▶ Given records
■ ■ ■ ■ ■

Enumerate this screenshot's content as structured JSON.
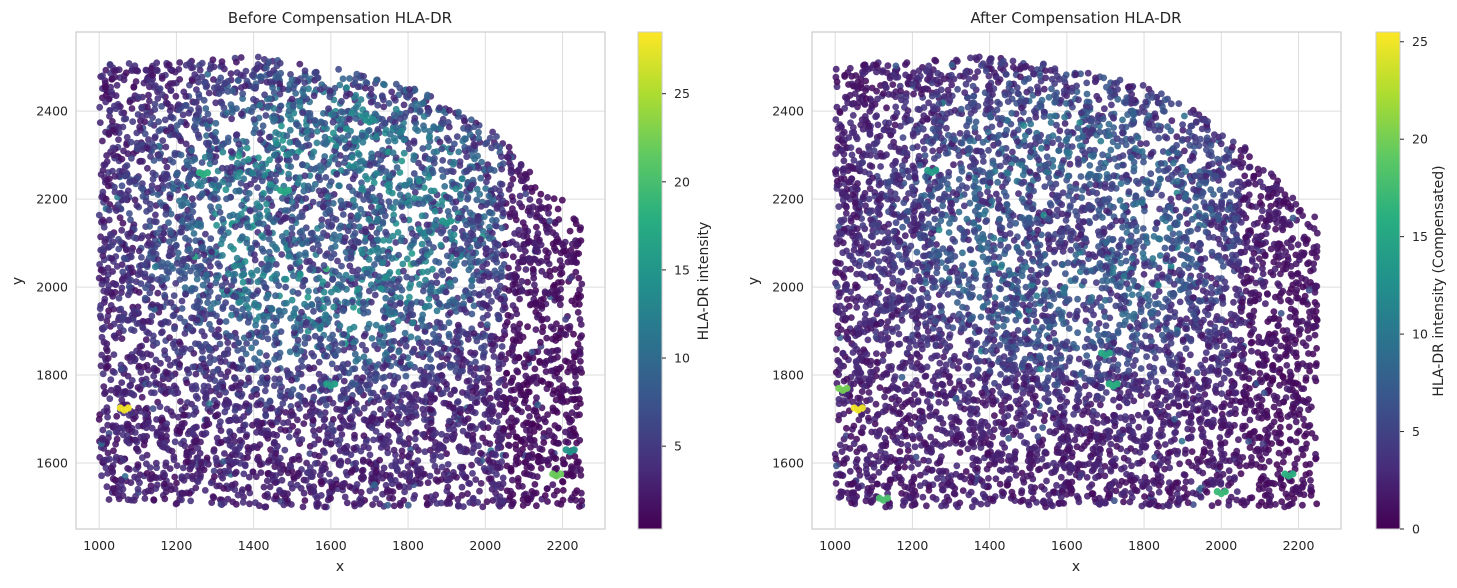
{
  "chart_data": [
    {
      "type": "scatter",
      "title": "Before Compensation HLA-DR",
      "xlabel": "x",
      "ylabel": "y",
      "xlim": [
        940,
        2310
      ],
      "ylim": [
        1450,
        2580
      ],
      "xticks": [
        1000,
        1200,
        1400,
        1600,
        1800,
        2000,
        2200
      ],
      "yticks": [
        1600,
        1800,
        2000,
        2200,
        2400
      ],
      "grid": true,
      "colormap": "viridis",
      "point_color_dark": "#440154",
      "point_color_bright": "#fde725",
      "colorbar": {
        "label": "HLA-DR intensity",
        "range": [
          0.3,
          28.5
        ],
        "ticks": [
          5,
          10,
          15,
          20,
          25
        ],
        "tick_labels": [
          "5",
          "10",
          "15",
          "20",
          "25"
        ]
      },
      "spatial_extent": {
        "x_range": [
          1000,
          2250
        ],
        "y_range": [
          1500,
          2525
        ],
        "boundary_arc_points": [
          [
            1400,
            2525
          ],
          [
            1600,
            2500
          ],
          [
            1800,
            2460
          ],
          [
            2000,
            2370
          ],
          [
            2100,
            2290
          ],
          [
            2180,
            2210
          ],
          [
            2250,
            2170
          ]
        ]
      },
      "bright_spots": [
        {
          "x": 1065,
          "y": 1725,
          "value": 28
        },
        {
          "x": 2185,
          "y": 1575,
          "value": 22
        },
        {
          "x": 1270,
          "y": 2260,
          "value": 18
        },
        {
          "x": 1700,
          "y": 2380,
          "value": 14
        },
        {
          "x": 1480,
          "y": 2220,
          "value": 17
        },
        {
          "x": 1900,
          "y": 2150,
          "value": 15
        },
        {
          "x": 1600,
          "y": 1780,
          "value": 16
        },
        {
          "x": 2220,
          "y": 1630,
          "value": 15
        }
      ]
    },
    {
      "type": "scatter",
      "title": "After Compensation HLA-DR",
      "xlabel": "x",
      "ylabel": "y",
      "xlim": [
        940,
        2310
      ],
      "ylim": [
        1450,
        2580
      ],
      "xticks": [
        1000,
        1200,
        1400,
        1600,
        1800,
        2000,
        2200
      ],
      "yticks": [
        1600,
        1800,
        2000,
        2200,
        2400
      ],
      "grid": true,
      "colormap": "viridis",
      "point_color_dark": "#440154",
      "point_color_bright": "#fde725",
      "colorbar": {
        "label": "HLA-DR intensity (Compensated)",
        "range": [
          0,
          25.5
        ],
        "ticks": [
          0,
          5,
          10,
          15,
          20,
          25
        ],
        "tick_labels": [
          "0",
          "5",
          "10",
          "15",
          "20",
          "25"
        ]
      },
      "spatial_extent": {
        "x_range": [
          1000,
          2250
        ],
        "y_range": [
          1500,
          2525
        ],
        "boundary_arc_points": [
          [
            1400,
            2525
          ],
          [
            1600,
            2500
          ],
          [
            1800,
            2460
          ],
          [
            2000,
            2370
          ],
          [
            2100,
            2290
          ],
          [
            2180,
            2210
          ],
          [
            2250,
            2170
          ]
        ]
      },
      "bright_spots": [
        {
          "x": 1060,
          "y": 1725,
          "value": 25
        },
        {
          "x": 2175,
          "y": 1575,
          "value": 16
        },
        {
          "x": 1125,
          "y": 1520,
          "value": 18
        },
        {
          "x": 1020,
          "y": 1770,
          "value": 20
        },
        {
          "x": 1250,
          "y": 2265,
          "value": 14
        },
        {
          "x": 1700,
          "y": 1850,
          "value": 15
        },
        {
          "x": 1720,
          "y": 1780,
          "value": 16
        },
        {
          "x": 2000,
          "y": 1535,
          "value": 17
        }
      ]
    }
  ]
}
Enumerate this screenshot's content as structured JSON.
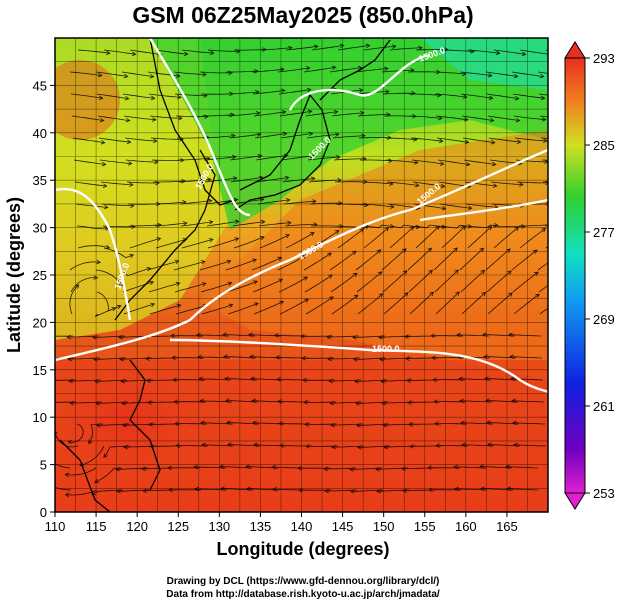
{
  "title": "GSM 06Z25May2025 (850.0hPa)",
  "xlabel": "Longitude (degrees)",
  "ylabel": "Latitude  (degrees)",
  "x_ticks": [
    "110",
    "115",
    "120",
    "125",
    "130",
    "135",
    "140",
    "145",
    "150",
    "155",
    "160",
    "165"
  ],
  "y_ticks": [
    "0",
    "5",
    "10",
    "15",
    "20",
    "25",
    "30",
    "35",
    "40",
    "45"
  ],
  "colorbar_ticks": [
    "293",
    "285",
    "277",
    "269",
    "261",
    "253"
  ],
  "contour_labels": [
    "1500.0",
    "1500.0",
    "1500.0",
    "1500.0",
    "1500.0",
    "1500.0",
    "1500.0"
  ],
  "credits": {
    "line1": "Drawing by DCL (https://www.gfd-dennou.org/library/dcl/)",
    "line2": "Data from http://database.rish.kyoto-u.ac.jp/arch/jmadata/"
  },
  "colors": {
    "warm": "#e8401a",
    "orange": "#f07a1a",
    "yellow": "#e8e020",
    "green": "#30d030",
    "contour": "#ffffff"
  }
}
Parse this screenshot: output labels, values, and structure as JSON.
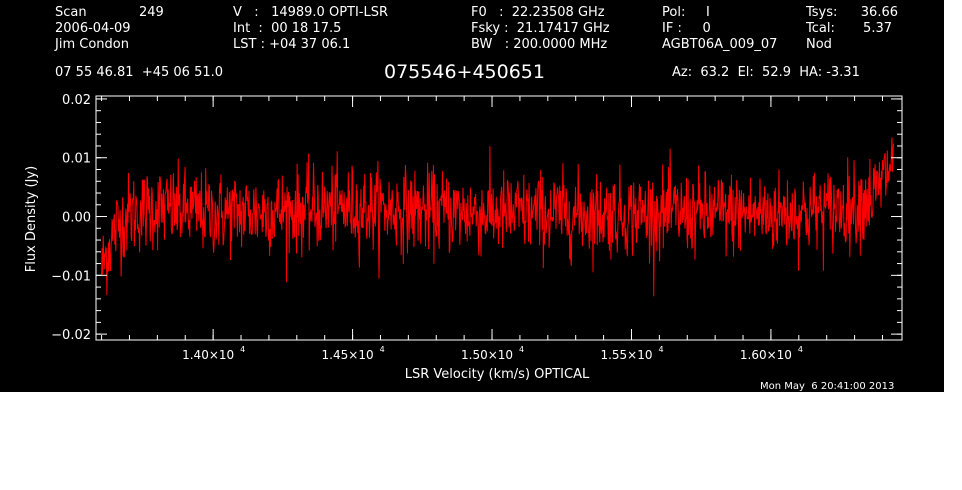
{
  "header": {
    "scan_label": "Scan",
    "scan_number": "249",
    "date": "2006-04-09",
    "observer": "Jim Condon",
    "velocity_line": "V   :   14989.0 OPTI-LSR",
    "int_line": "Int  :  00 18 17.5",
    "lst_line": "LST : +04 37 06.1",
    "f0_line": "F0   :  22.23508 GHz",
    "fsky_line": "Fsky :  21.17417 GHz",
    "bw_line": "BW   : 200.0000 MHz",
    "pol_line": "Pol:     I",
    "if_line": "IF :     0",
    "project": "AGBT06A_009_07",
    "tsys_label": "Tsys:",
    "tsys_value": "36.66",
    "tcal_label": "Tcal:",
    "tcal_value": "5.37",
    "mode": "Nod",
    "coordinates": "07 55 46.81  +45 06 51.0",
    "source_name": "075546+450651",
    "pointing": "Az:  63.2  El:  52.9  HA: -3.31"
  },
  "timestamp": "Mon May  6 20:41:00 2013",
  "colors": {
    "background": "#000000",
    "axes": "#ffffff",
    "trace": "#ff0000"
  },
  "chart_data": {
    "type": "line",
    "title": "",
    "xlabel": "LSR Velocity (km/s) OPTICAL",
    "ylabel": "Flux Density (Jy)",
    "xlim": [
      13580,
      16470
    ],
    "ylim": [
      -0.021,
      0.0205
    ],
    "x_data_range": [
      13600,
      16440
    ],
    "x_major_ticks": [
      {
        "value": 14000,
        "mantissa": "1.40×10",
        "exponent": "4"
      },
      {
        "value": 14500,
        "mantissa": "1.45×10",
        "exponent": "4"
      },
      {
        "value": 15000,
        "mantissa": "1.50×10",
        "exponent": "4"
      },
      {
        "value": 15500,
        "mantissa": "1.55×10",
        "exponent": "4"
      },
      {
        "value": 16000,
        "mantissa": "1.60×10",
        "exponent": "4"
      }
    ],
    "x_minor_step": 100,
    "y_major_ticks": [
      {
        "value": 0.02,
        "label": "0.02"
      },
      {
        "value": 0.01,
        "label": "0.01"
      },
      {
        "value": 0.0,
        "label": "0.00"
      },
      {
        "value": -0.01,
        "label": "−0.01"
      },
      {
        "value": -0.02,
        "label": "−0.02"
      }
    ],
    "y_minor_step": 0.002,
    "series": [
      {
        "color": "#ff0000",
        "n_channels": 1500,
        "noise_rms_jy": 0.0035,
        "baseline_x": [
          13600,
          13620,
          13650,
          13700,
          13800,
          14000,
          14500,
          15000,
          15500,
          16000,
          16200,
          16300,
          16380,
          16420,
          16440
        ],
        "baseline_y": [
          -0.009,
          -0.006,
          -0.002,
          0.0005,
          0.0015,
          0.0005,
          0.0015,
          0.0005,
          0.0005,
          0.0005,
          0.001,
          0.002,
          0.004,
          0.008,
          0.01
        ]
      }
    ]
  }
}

■ ■ ■ ■ ■

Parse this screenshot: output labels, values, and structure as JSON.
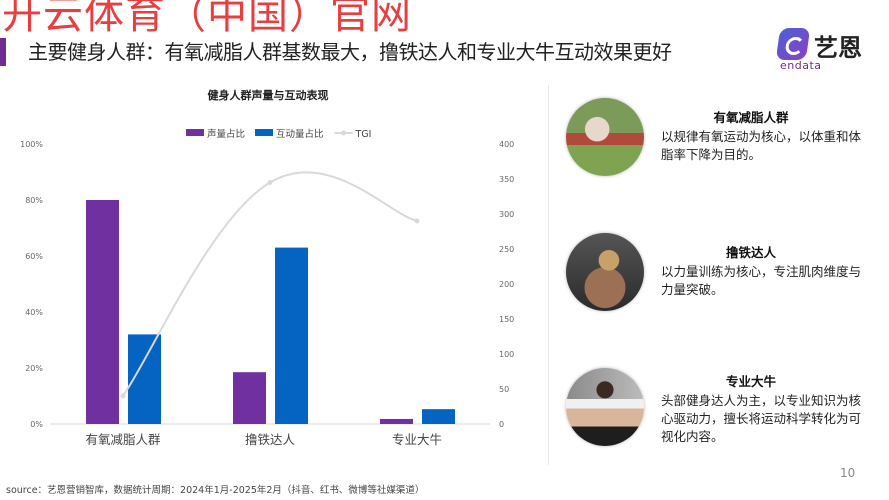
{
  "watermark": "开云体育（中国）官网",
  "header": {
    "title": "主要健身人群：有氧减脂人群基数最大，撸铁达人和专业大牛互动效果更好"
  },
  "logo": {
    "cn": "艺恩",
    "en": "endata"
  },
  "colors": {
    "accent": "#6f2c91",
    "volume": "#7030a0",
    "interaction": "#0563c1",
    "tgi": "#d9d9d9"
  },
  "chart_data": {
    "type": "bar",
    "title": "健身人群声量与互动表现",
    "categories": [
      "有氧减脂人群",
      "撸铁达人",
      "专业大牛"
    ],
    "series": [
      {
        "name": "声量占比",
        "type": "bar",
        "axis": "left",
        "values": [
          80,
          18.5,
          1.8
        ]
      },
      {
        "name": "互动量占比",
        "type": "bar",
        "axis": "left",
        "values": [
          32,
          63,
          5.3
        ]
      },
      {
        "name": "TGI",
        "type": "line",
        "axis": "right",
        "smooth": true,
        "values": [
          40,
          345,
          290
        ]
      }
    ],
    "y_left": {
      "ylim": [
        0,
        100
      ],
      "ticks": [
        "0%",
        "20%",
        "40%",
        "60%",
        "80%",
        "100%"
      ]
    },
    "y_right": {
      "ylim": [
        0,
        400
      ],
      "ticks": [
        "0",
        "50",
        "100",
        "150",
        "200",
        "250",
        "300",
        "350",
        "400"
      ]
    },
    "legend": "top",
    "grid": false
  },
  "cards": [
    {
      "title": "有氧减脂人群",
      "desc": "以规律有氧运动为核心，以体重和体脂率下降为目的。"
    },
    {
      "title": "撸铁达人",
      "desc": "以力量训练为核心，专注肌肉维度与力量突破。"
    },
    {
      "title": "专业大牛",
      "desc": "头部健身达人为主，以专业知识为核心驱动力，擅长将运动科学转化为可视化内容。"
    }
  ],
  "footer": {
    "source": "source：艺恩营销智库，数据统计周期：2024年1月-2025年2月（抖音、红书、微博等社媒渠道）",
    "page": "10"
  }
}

■ ■ ■ ■ ■

▶ Task goal
Only the count is wanted: report how many lines of the material above hold the word "intensity".

▶ Exercise result
2